§ DIRECTIVE
Every record here should be printed again exactly.

+===+

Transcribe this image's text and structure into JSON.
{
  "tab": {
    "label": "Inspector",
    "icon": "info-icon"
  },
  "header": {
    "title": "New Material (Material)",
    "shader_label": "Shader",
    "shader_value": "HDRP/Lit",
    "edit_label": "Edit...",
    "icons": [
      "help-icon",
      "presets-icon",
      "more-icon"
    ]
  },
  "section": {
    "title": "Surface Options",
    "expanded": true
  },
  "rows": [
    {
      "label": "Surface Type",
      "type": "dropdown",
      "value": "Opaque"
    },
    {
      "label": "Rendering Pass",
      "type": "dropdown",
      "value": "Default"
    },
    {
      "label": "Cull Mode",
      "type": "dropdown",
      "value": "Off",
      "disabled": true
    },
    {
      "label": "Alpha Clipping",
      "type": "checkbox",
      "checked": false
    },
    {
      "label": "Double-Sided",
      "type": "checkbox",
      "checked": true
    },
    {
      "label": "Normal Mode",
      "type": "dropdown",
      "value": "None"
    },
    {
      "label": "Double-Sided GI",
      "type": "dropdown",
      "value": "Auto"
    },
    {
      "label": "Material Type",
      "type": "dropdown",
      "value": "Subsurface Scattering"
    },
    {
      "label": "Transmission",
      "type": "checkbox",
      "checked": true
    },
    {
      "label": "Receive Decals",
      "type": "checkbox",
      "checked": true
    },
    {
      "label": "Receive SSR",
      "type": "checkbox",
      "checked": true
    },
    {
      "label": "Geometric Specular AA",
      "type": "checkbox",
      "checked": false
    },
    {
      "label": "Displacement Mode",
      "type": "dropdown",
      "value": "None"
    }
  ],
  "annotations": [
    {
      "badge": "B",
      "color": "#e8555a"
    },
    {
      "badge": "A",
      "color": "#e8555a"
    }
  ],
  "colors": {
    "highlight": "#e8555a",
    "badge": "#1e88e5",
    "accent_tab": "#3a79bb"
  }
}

+===+

§ RESPONSE TO THE TASK
Transcribe this image's text and structure into JSON.
{
  "tab": {
    "label": "Inspector",
    "icon": "info-icon"
  },
  "header": {
    "title": "New Material (Material)",
    "shader_label": "Shader",
    "shader_value": "HDRP/Lit",
    "edit_label": "Edit...",
    "icons": [
      "help-icon",
      "presets-icon",
      "more-icon"
    ]
  },
  "section": {
    "title": "Surface Options",
    "expanded": true
  },
  "rows": [
    {
      "label": "Surface Type",
      "type": "dropdown",
      "value": "Opaque"
    },
    {
      "label": "Rendering Pass",
      "type": "dropdown",
      "value": "Default"
    },
    {
      "label": "Cull Mode",
      "type": "dropdown",
      "value": "Off",
      "disabled": true
    },
    {
      "label": "Alpha Clipping",
      "type": "checkbox",
      "checked": false
    },
    {
      "label": "Double-Sided",
      "type": "checkbox",
      "checked": true
    },
    {
      "label": "Normal Mode",
      "type": "dropdown",
      "value": "None"
    },
    {
      "label": "Double-Sided GI",
      "type": "dropdown",
      "value": "Auto"
    },
    {
      "label": "Material Type",
      "type": "dropdown",
      "value": "Subsurface Scattering"
    },
    {
      "label": "Transmission",
      "type": "checkbox",
      "checked": true
    },
    {
      "label": "Receive Decals",
      "type": "checkbox",
      "checked": true
    },
    {
      "label": "Receive SSR",
      "type": "checkbox",
      "checked": true
    },
    {
      "label": "Geometric Specular AA",
      "type": "checkbox",
      "checked": false
    },
    {
      "label": "Displacement Mode",
      "type": "dropdown",
      "value": "None"
    }
  ],
  "annotations": [
    {
      "badge": "B",
      "color": "#e8555a"
    },
    {
      "badge": "A",
      "color": "#e8555a"
    }
  ],
  "colors": {
    "highlight": "#e8555a",
    "badge": "#1e88e5",
    "accent_tab": "#3a79bb"
  }
}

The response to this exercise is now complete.